### [Data]

- Opening Delimiter -

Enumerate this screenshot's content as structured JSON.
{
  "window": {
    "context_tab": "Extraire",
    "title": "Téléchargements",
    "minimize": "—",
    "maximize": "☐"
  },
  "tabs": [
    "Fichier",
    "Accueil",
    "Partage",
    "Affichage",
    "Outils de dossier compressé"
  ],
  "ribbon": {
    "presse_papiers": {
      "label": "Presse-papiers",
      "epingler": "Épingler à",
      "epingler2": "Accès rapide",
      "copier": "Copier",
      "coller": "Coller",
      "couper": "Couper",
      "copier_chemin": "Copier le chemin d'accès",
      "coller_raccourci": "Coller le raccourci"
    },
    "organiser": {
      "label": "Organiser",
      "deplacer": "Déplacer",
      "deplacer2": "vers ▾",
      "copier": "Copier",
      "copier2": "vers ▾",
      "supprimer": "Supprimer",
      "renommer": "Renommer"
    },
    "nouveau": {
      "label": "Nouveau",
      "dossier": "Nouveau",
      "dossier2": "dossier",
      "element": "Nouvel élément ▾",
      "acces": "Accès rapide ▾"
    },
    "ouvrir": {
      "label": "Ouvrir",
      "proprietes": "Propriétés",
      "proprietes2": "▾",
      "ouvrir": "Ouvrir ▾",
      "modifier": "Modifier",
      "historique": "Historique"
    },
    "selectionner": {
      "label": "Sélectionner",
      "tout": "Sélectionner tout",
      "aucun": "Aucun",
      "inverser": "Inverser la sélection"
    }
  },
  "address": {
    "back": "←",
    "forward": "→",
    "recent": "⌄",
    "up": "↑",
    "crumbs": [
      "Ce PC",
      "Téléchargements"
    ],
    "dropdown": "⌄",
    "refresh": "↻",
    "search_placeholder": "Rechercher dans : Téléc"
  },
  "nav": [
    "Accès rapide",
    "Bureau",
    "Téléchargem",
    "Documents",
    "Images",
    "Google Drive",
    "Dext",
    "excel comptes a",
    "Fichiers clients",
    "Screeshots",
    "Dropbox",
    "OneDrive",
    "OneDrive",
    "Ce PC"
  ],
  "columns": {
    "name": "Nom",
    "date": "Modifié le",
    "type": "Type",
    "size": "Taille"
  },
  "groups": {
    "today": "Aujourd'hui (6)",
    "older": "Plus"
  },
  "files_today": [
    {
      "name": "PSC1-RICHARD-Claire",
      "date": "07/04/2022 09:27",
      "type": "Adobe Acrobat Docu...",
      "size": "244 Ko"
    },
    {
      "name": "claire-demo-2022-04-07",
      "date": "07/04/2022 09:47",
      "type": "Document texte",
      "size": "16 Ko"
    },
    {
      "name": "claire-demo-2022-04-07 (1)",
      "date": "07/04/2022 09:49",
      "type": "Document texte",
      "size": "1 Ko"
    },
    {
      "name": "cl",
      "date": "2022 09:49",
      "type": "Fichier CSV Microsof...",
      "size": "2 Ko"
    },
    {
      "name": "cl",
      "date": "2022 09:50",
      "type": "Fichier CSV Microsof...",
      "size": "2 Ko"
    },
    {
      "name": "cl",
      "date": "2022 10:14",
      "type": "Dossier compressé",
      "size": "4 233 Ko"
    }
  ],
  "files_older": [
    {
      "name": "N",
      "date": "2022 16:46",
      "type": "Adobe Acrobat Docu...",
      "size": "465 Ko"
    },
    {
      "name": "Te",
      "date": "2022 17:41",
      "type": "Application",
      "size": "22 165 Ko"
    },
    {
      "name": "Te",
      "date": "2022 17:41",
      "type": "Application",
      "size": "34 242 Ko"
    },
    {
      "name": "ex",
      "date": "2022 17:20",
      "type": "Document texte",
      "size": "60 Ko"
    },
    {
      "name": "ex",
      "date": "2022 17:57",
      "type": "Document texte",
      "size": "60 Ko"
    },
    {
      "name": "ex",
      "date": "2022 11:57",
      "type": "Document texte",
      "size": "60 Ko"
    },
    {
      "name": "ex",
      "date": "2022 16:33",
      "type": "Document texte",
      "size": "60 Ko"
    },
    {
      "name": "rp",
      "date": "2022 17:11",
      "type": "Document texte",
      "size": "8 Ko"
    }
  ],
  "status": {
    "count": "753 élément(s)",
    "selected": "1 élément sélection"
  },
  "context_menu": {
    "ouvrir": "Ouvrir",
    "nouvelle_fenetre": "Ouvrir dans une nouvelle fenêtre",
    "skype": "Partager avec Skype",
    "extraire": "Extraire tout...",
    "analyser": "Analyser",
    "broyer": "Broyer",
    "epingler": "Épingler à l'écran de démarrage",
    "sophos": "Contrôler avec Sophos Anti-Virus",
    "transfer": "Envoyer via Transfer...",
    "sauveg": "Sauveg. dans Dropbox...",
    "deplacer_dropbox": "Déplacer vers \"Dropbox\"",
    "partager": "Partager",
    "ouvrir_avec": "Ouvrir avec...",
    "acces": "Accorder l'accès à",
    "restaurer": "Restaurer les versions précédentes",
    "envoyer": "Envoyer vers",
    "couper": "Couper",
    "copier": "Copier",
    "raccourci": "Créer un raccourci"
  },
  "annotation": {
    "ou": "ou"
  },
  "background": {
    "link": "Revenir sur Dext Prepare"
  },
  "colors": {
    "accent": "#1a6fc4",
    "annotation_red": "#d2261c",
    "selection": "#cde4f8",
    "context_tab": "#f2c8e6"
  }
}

- Closing Delimiter -

### [Exercise objective]
The complete listing, transcribed exactly, is the expected answer.

### [Final answer]
Enumerate this screenshot's content as structured JSON.
{
  "window": {
    "context_tab": "Extraire",
    "title": "Téléchargements",
    "minimize": "—",
    "maximize": "☐"
  },
  "tabs": [
    "Fichier",
    "Accueil",
    "Partage",
    "Affichage",
    "Outils de dossier compressé"
  ],
  "ribbon": {
    "presse_papiers": {
      "label": "Presse-papiers",
      "epingler": "Épingler à",
      "epingler2": "Accès rapide",
      "copier": "Copier",
      "coller": "Coller",
      "couper": "Couper",
      "copier_chemin": "Copier le chemin d'accès",
      "coller_raccourci": "Coller le raccourci"
    },
    "organiser": {
      "label": "Organiser",
      "deplacer": "Déplacer",
      "deplacer2": "vers ▾",
      "copier": "Copier",
      "copier2": "vers ▾",
      "supprimer": "Supprimer",
      "renommer": "Renommer"
    },
    "nouveau": {
      "label": "Nouveau",
      "dossier": "Nouveau",
      "dossier2": "dossier",
      "element": "Nouvel élément ▾",
      "acces": "Accès rapide ▾"
    },
    "ouvrir": {
      "label": "Ouvrir",
      "proprietes": "Propriétés",
      "proprietes2": "▾",
      "ouvrir": "Ouvrir ▾",
      "modifier": "Modifier",
      "historique": "Historique"
    },
    "selectionner": {
      "label": "Sélectionner",
      "tout": "Sélectionner tout",
      "aucun": "Aucun",
      "inverser": "Inverser la sélection"
    }
  },
  "address": {
    "back": "←",
    "forward": "→",
    "recent": "⌄",
    "up": "↑",
    "crumbs": [
      "Ce PC",
      "Téléchargements"
    ],
    "dropdown": "⌄",
    "refresh": "↻",
    "search_placeholder": "Rechercher dans : Téléc"
  },
  "nav": [
    "Accès rapide",
    "Bureau",
    "Téléchargem",
    "Documents",
    "Images",
    "Google Drive",
    "Dext",
    "excel comptes a",
    "Fichiers clients",
    "Screeshots",
    "Dropbox",
    "OneDrive",
    "OneDrive",
    "Ce PC"
  ],
  "columns": {
    "name": "Nom",
    "date": "Modifié le",
    "type": "Type",
    "size": "Taille"
  },
  "groups": {
    "today": "Aujourd'hui (6)",
    "older": "Plus"
  },
  "files_today": [
    {
      "name": "PSC1-RICHARD-Claire",
      "date": "07/04/2022 09:27",
      "type": "Adobe Acrobat Docu...",
      "size": "244 Ko"
    },
    {
      "name": "claire-demo-2022-04-07",
      "date": "07/04/2022 09:47",
      "type": "Document texte",
      "size": "16 Ko"
    },
    {
      "name": "claire-demo-2022-04-07 (1)",
      "date": "07/04/2022 09:49",
      "type": "Document texte",
      "size": "1 Ko"
    },
    {
      "name": "cl",
      "date": "2022 09:49",
      "type": "Fichier CSV Microsof...",
      "size": "2 Ko"
    },
    {
      "name": "cl",
      "date": "2022 09:50",
      "type": "Fichier CSV Microsof...",
      "size": "2 Ko"
    },
    {
      "name": "cl",
      "date": "2022 10:14",
      "type": "Dossier compressé",
      "size": "4 233 Ko"
    }
  ],
  "files_older": [
    {
      "name": "N",
      "date": "2022 16:46",
      "type": "Adobe Acrobat Docu...",
      "size": "465 Ko"
    },
    {
      "name": "Te",
      "date": "2022 17:41",
      "type": "Application",
      "size": "22 165 Ko"
    },
    {
      "name": "Te",
      "date": "2022 17:41",
      "type": "Application",
      "size": "34 242 Ko"
    },
    {
      "name": "ex",
      "date": "2022 17:20",
      "type": "Document texte",
      "size": "60 Ko"
    },
    {
      "name": "ex",
      "date": "2022 17:57",
      "type": "Document texte",
      "size": "60 Ko"
    },
    {
      "name": "ex",
      "date": "2022 11:57",
      "type": "Document texte",
      "size": "60 Ko"
    },
    {
      "name": "ex",
      "date": "2022 16:33",
      "type": "Document texte",
      "size": "60 Ko"
    },
    {
      "name": "rp",
      "date": "2022 17:11",
      "type": "Document texte",
      "size": "8 Ko"
    }
  ],
  "status": {
    "count": "753 élément(s)",
    "selected": "1 élément sélection"
  },
  "context_menu": {
    "ouvrir": "Ouvrir",
    "nouvelle_fenetre": "Ouvrir dans une nouvelle fenêtre",
    "skype": "Partager avec Skype",
    "extraire": "Extraire tout...",
    "analyser": "Analyser",
    "broyer": "Broyer",
    "epingler": "Épingler à l'écran de démarrage",
    "sophos": "Contrôler avec Sophos Anti-Virus",
    "transfer": "Envoyer via Transfer...",
    "sauveg": "Sauveg. dans Dropbox...",
    "deplacer_dropbox": "Déplacer vers \"Dropbox\"",
    "partager": "Partager",
    "ouvrir_avec": "Ouvrir avec...",
    "acces": "Accorder l'accès à",
    "restaurer": "Restaurer les versions précédentes",
    "envoyer": "Envoyer vers",
    "couper": "Couper",
    "copier": "Copier",
    "raccourci": "Créer un raccourci"
  },
  "annotation": {
    "ou": "ou"
  },
  "background": {
    "link": "Revenir sur Dext Prepare"
  },
  "colors": {
    "accent": "#1a6fc4",
    "annotation_red": "#d2261c",
    "selection": "#cde4f8",
    "context_tab": "#f2c8e6"
  }
}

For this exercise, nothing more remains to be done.